=== Entries provided ===

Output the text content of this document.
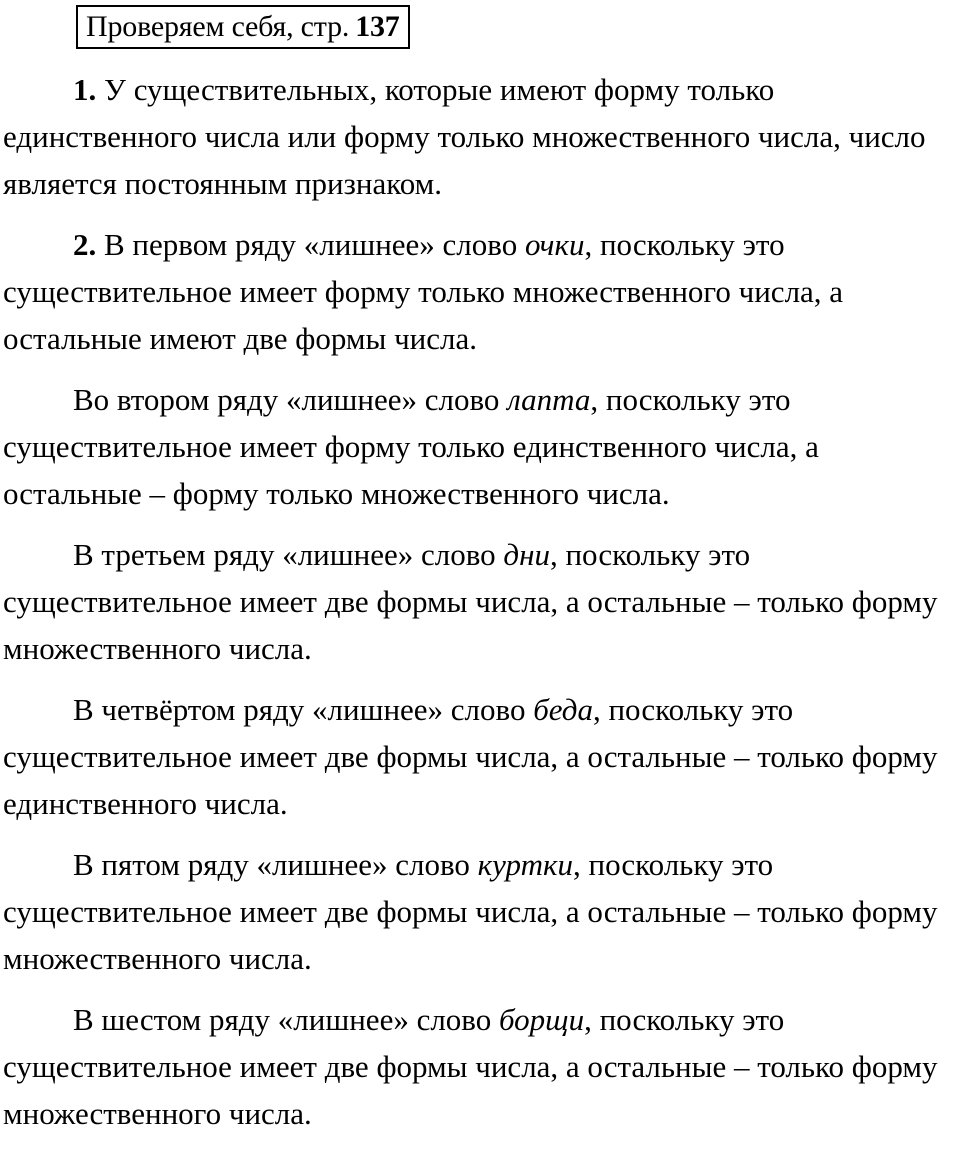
Проверяем себя, стр. 137

1. У существительных, которые имеют форму только единственного числа или форму только множественного числа, число является постоянным признаком.

2. В первом ряду «лишнее» слово очки, поскольку это существительное имеет форму только множественного числа, а остальные имеют две формы числа.

Во втором ряду «лишнее» слово лапта, поскольку это существительное имеет форму только единственного числа, а остальные – форму только множественного числа.

В третьем ряду «лишнее» слово дни, поскольку это существительное имеет две формы числа, а остальные – только форму множественного числа.

В четвёртом ряду «лишнее» слово беда, поскольку это существительное имеет две формы числа, а остальные – только форму единственного числа.

В пятом ряду «лишнее» слово куртки, поскольку это существительное имеет две формы числа, а остальные – только форму множественного числа.

В шестом ряду «лишнее» слово борщи, поскольку это существительное имеет две формы числа, а остальные – только форму множественного числа.
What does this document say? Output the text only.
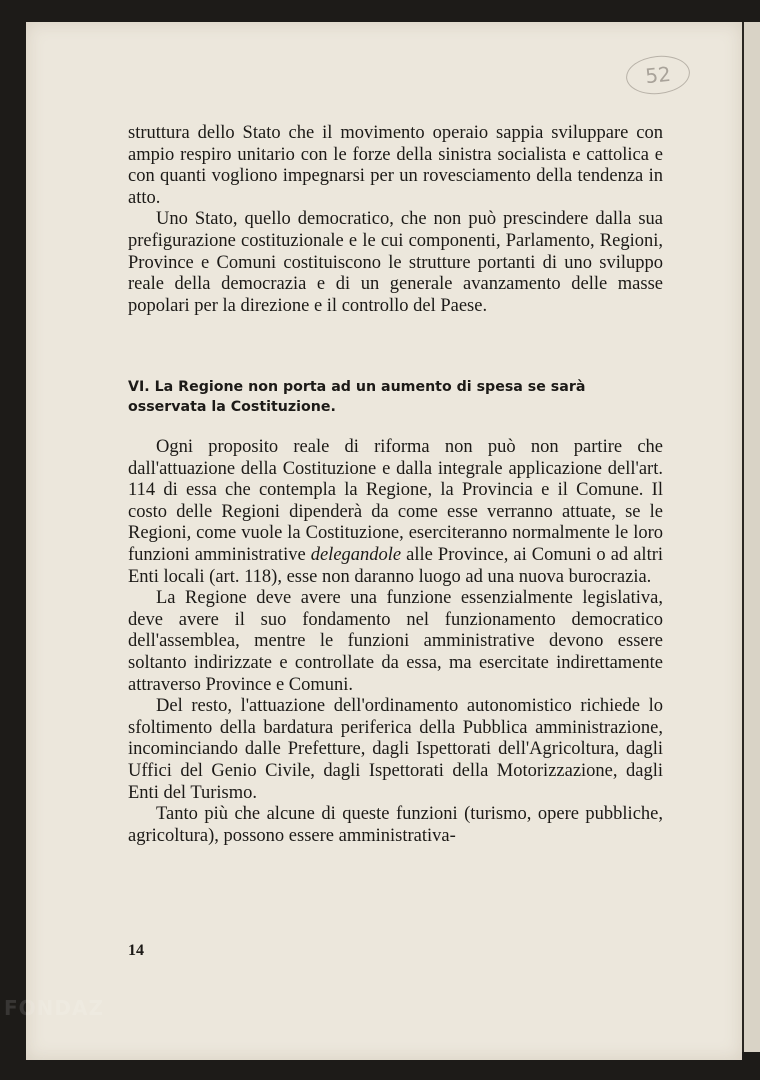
52

struttura dello Stato che il movimento operaio sappia sviluppare con ampio respiro unitario con le forze della sinistra socialista e cattolica e con quanti vogliono impegnarsi per un rovesciamento della tendenza in atto.

Uno Stato, quello democratico, che non può prescindere dalla sua prefigurazione costituzionale e le cui componenti, Parlamento, Regioni, Province e Comuni costituiscono le strutture portanti di uno sviluppo reale della democrazia e di un generale avanzamento delle masse popolari per la direzione e il controllo del Paese.

VI. La Regione non porta ad un aumento di spesa se sarà osservata la Costituzione.

Ogni proposito reale di riforma non può non partire che dall'attuazione della Costituzione e dalla integrale applicazione dell'art. 114 di essa che contempla la Regione, la Provincia e il Comune. Il costo delle Regioni dipenderà da come esse verranno attuate, se le Regioni, come vuole la Costituzione, eserciteranno normalmente le loro funzioni amministrative delegandole alle Province, ai Comuni o ad altri Enti locali (art. 118), esse non daranno luogo ad una nuova burocrazia.

La Regione deve avere una funzione essenzialmente legislativa, deve avere il suo fondamento nel funzionamento democratico dell'assemblea, mentre le funzioni amministrative devono essere soltanto indirizzate e controllate da essa, ma esercitate indirettamente attraverso Province e Comuni.

Del resto, l'attuazione dell'ordinamento autonomistico richiede lo sfoltimento della bardatura periferica della Pubblica amministrazione, incominciando dalle Prefetture, dagli Ispettorati dell'Agricoltura, dagli Uffici del Genio Civile, dagli Ispettorati della Motorizzazione, dagli Enti del Turismo.

Tanto più che alcune di queste funzioni (turismo, opere pubbliche, agricoltura), possono essere amministrativa-

14
FONDAZ
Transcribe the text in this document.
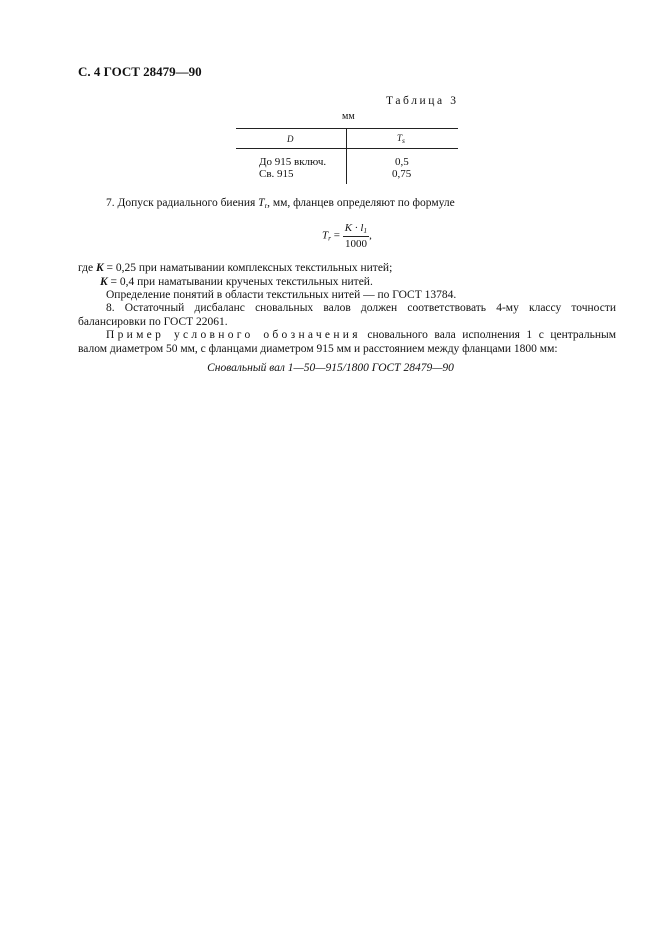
С. 4 ГОСТ 28479—90
Таблица 3
мм
D	$T_s$
До 915 включ.	0,5
Св. 915	0,75
7. Допуск радиального биения $T_r$, мм, фланцев определяют по формуле
$T_r = \frac{K \cdot l_1}{1000}$ ,
где K = 0,25 при наматывании комплексных текстильных нитей;
K = 0,4 при наматывании крученых текстильных нитей.
Определение понятий в области текстильных нитей — по ГОСТ 13784.
8. Остаточный дисбаланс сновальных валов должен соответствовать 4-му классу точности балансировки по ГОСТ 22061.
Пример условного обозначения сновального вала исполнения 1 с центральным валом диаметром 50 мм, с фланцами диаметром 915 мм и расстоянием между фланцами 1800 мм:
Сновальный вал 1—50—915/1800 ГОСТ 28479—90
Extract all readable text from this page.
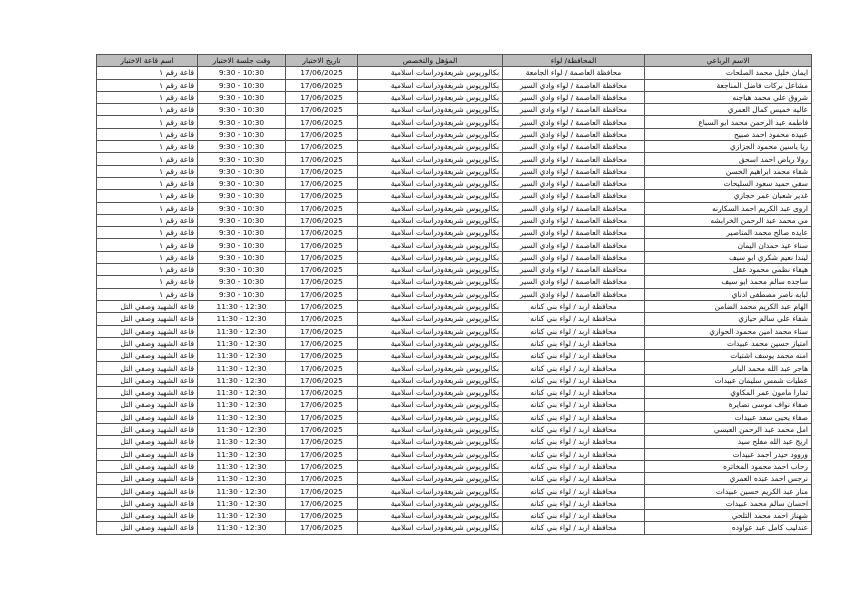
الاسم الرباعي	المحافظة/ لواء	المؤهل والتخصص	تاريخ الاختبار	وقت جلسة الاختبار	اسم قاعة الاختبار
ايمان خليل محمد الصلحات	محافظة العاصمة / لواء الجامعة	بكالوريوس شريعةودراسات اسلامية	17/06/2025	9:30 - 10:30	قاعة رقم ١
مشاعل بركات فاضل المناجعة	محافظة العاصمة / لواء وادي السير	بكالوريوس شريعةودراسات اسلامية	17/06/2025	9:30 - 10:30	قاعة رقم ١
شروق علي محمد هباجنه	محافظة العاصمة / لواء وادي السير	بكالوريوس شريعةودراسات اسلامية	17/06/2025	9:30 - 10:30	قاعة رقم ١
عاليه خميس كمال العمري	محافظة العاصمة / لواء وادي السير	بكالوريوس شريعةودراسات اسلامية	17/06/2025	9:30 - 10:30	قاعة رقم ١
فاطمه عبد الرحمن محمد ابو السباع	محافظة العاصمة / لواء وادي السير	بكالوريوس شريعةودراسات اسلامية	17/06/2025	9:30 - 10:30	قاعة رقم ١
عبيده محمود احمد صبيح	محافظة العاصمة / لواء وادي السير	بكالوريوس شريعةودراسات اسلامية	17/06/2025	9:30 - 10:30	قاعة رقم ١
ريا ياسين محمود الجزازي	محافظة العاصمة / لواء وادي السير	بكالوريوس شريعةودراسات اسلامية	17/06/2025	9:30 - 10:30	قاعة رقم ١
رولا رياض احمد اسحق	محافظة العاصمة / لواء وادي السير	بكالوريوس شريعةودراسات اسلامية	17/06/2025	9:30 - 10:30	قاعة رقم ١
شفاء محمد ابراهيم الحسن	محافظة العاصمة / لواء وادي السير	بكالوريوس شريعةودراسات اسلامية	17/06/2025	9:30 - 10:30	قاعة رقم ١
سفي حميد سعود السليحات	محافظة العاصمة / لواء وادي السير	بكالوريوس شريعةودراسات اسلامية	17/06/2025	9:30 - 10:30	قاعة رقم ١
غدير شعبان عمر حجازي	محافظة العاصمة / لواء وادي السير	بكالوريوس شريعةودراسات اسلامية	17/06/2025	9:30 - 10:30	قاعة رقم ١
اروى عبد الكريم احمد السكارنه	محافظة العاصمة / لواء وادي السير	بكالوريوس شريعةودراسات اسلامية	17/06/2025	9:30 - 10:30	قاعة رقم ١
مي محمد عبد الرحمن الخرابشه	محافظة العاصمة / لواء وادي السير	بكالوريوس شريعةودراسات اسلامية	17/06/2025	9:30 - 10:30	قاعة رقم ١
عايده صالح محمد المناصير	محافظة العاصمة / لواء وادي السير	بكالوريوس شريعةودراسات اسلامية	17/06/2025	9:30 - 10:30	قاعة رقم ١
سناء عيد حمدان اليمان	محافظة العاصمة / لواء وادي السير	بكالوريوس شريعةودراسات اسلامية	17/06/2025	9:30 - 10:30	قاعة رقم ١
ليندا نعيم شكري ابو سيف	محافظة العاصمة / لواء وادي السير	بكالوريوس شريعةودراسات اسلامية	17/06/2025	9:30 - 10:30	قاعة رقم ١
هيفاء نظمي محمود عقل	محافظة العاصمة / لواء وادي السير	بكالوريوس شريعةودراسات اسلامية	17/06/2025	9:30 - 10:30	قاعة رقم ١
ساجده سالم محمد ابو سيف	محافظة العاصمة / لواء وادي السير	بكالوريوس شريعةودراسات اسلامية	17/06/2025	9:30 - 10:30	قاعة رقم ١
لبابه ناصر مصطفى ادناي	محافظة العاصمة / لواء وادي السير	بكالوريوس شريعةودراسات اسلامية	17/06/2025	9:30 - 10:30	قاعة رقم ١
الهام عبد الكريم محمد الضامن	محافظة اربد / لواء بني كنانه	بكالوريوس شريعةودراسات اسلامية	17/06/2025	11:30 - 12:30	قاعة الشهيد وصفي التل
شفاء علي سالم حيازي	محافظة اربد / لواء بني كنانه	بكالوريوس شريعةودراسات اسلامية	17/06/2025	11:30 - 12:30	قاعة الشهيد وصفي التل
سناء محمد امين محمود الحواري	محافظة اربد / لواء بني كنانه	بكالوريوس شريعةودراسات اسلامية	17/06/2025	11:30 - 12:30	قاعة الشهيد وصفي التل
امتياز حسين محمد عبيدات	محافظة اربد / لواء بني كنانه	بكالوريوس شريعةودراسات اسلامية	17/06/2025	11:30 - 12:30	قاعة الشهيد وصفي التل
امنه محمد يوسف اشتيات	محافظة اربد / لواء بني كنانه	بكالوريوس شريعةودراسات اسلامية	17/06/2025	11:30 - 12:30	قاعة الشهيد وصفي التل
هاجر عبد الله محمد البابر	محافظة اربد / لواء بني كنانه	بكالوريوس شريعةودراسات اسلامية	17/06/2025	11:30 - 12:30	قاعة الشهيد وصفي التل
عطيات شمس سليمان عبيدات	محافظة اربد / لواء بني كنانه	بكالوريوس شريعةودراسات اسلامية	17/06/2025	11:30 - 12:30	قاعة الشهيد وصفي التل
تمارا مامون عمر المكاوي	محافظة اربد / لواء بني كنانه	بكالوريوس شريعةودراسات اسلامية	17/06/2025	11:30 - 12:30	قاعة الشهيد وصفي التل
صفاء نواف موسى نصايرة	محافظة اربد / لواء بني كنانه	بكالوريوس شريعةودراسات اسلامية	17/06/2025	11:30 - 12:30	قاعة الشهيد وصفي التل
صفاء يحيى سعد عبيدات	محافظة اربد / لواء بني كنانه	بكالوريوس شريعةودراسات اسلامية	17/06/2025	11:30 - 12:30	قاعة الشهيد وصفي التل
امل محمد عبد الرحمن العبسي	محافظة اربد / لواء بني كنانه	بكالوريوس شريعةودراسات اسلامية	17/06/2025	11:30 - 12:30	قاعة الشهيد وصفي التل
اريج عبد الله مفلح سيد	محافظة اربد / لواء بني كنانه	بكالوريوس شريعةودراسات اسلامية	17/06/2025	11:30 - 12:30	قاعة الشهيد وصفي التل
وروود حيدر احمد عبيدات	محافظة اربد / لواء بني كنانه	بكالوريوس شريعةودراسات اسلامية	17/06/2025	11:30 - 12:30	قاعة الشهيد وصفي التل
رحاب احمد محمود المخاتره	محافظة اربد / لواء بني كنانه	بكالوريوس شريعةودراسات اسلامية	17/06/2025	11:30 - 12:30	قاعة الشهيد وصفي التل
نرجس احمد عبده العمري	محافظة اربد / لواء بني كنانه	بكالوريوس شريعةودراسات اسلامية	17/06/2025	11:30 - 12:30	قاعة الشهيد وصفي التل
منار عبد الكريم حسين عبيدات	محافظة اربد / لواء بني كنانه	بكالوريوس شريعةودراسات اسلامية	17/06/2025	11:30 - 12:30	قاعة الشهيد وصفي التل
احسان سالم محمد عبيدات	محافظة اربد / لواء بني كنانه	بكالوريوس شريعةودراسات اسلامية	17/06/2025	11:30 - 12:30	قاعة الشهيد وصفي التل
شهناز احمد محمد التلحي	محافظة اربد / لواء بني كنانه	بكالوريوس شريعةودراسات اسلامية	17/06/2025	11:30 - 12:30	قاعة الشهيد وصفي التل
عندليب كامل عبد عواوده	محافظة اربد / لواء بني كنانه	بكالوريوس شريعةودراسات اسلامية	17/06/2025	11:30 - 12:30	قاعة الشهيد وصفي التل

===

* _Directions for this task_: Take every line that includes the string "поскольку" and copy it.

* _Solved problem_:
2. В первом ряду «лишнее» слово очки, поскольку это существительное имеет форму только множественного числа, а остальные имеют две формы числа.
Во втором ряду «лишнее» слово лапта, поскольку это существительное имеет форму только единственного числа, а остальные – форму только множественного числа.
В третьем ряду «лишнее» слово дни, поскольку это существительное имеет две формы числа, а остальные – только форму множественного числа.
В четвёртом ряду «лишнее» слово беда, поскольку это существительное имеет две формы числа, а остальные – только форму единственного числа.
В пятом ряду «лишнее» слово куртки, поскольку это существительное имеет две формы числа, а остальные – только форму множественного числа.
В шестом ряду «лишнее» слово борщи, поскольку это существительное имеет две формы числа, а остальные – только форму множественного числа.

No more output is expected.